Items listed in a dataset

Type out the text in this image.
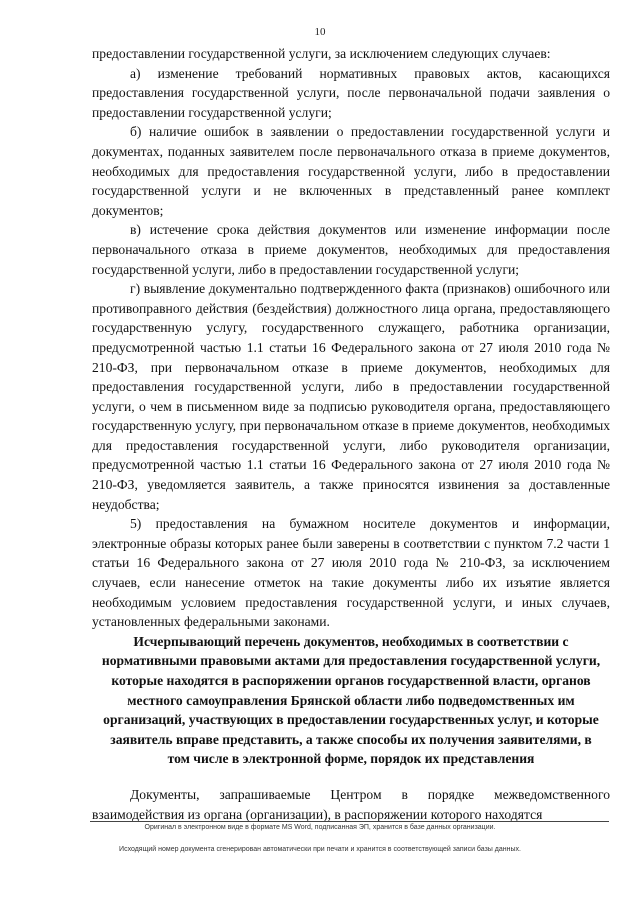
10

предоставлении государственной услуги, за исключением следующих случаев:

а) изменение требований нормативных правовых актов, касающихся предоставления государственной услуги, после первоначальной подачи заявления о предоставлении государственной услуги;

б) наличие ошибок в заявлении о предоставлении государственной услуги и документах, поданных заявителем после первоначального отказа в приеме документов, необходимых для предоставления государственной услуги, либо в предоставлении государственной услуги и не включенных в представленный ранее комплект документов;

в) истечение срока действия документов или изменение информации после первоначального отказа в приеме документов, необходимых для предоставления государственной услуги, либо в предоставлении государственной услуги;

г) выявление документально подтвержденного факта (признаков) ошибочного или противоправного действия (бездействия) должностного лица органа, предоставляющего государственную услугу, государственного служащего, работника организации, предусмотренной частью 1.1 статьи 16 Федерального закона от 27 июля 2010 года № 210-ФЗ, при первоначальном отказе в приеме документов, необходимых для предоставления государственной услуги, либо в предоставлении государственной услуги, о чем в письменном виде за подписью руководителя органа, предоставляющего государственную услугу, при первоначальном отказе в приеме документов, необходимых для предоставления государственной услуги, либо руководителя организации, предусмотренной частью 1.1 статьи 16 Федерального закона от 27 июля 2010 года № 210-ФЗ, уведомляется заявитель, а также приносятся извинения за доставленные неудобства;

5) предоставления на бумажном носителе документов и информации, электронные образы которых ранее были заверены в соответствии с пунктом 7.2 части 1 статьи 16 Федерального закона от 27 июля 2010 года № 210-ФЗ, за исключением случаев, если нанесение отметок на такие документы либо их изъятие является необходимым условием предоставления государственной услуги, и иных случаев, установленных федеральными законами.

Исчерпывающий перечень документов, необходимых в соответствии с нормативными правовыми актами для предоставления государственной услуги, которые находятся в распоряжении органов государственной власти, органов местного самоуправления Брянской области либо подведомственных им организаций, участвующих в предоставлении государственных услуг, и которые заявитель вправе представить, а также способы их получения заявителями, в том числе в электронной форме, порядок их представления

Документы, запрашиваемые Центром в порядке межведомственного взаимодействия из органа (организации), в распоряжении которого находятся

Оригинал в электронном виде в формате MS Word, подписанная ЭП, хранится в базе данных организации.
Исходящий номер документа сгенерирован автоматически при печати и хранится в соответствующей записи базы данных.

Aim - Where a line above holds the string "приеме", show that line.

Exercise result -
б) наличие ошибок в заявлении о предоставлении государственной услуги и документах, поданных заявителем после первоначального отказа в приеме документов, необходимых для предоставления государственной услуги, либо в предоставлении государственной услуги и не включенных в представленный ранее комплект документов;
в) истечение срока действия документов или изменение информации после первоначального отказа в приеме документов, необходимых для предоставления государственной услуги, либо в предоставлении государственной услуги;
г) выявление документально подтвержденного факта (признаков) ошибочного или противоправного действия (бездействия) должностного лица органа, предоставляющего государственную услугу, государственного служащего, работника организации, предусмотренной частью 1.1 статьи 16 Федерального закона от 27 июля 2010 года № 210-ФЗ, при первоначальном отказе в приеме документов, необходимых для предоставления государственной услуги, либо в предоставлении государственной услуги, о чем в письменном виде за подписью руководителя органа, предоставляющего государственную услугу, при первоначальном отказе в приеме документов, необходимых для предоставления государственной услуги, либо руководителя организации, предусмотренной частью 1.1 статьи 16 Федерального закона от 27 июля 2010 года № 210-ФЗ, уведомляется заявитель, а также приносятся извинения за доставленные неудобства;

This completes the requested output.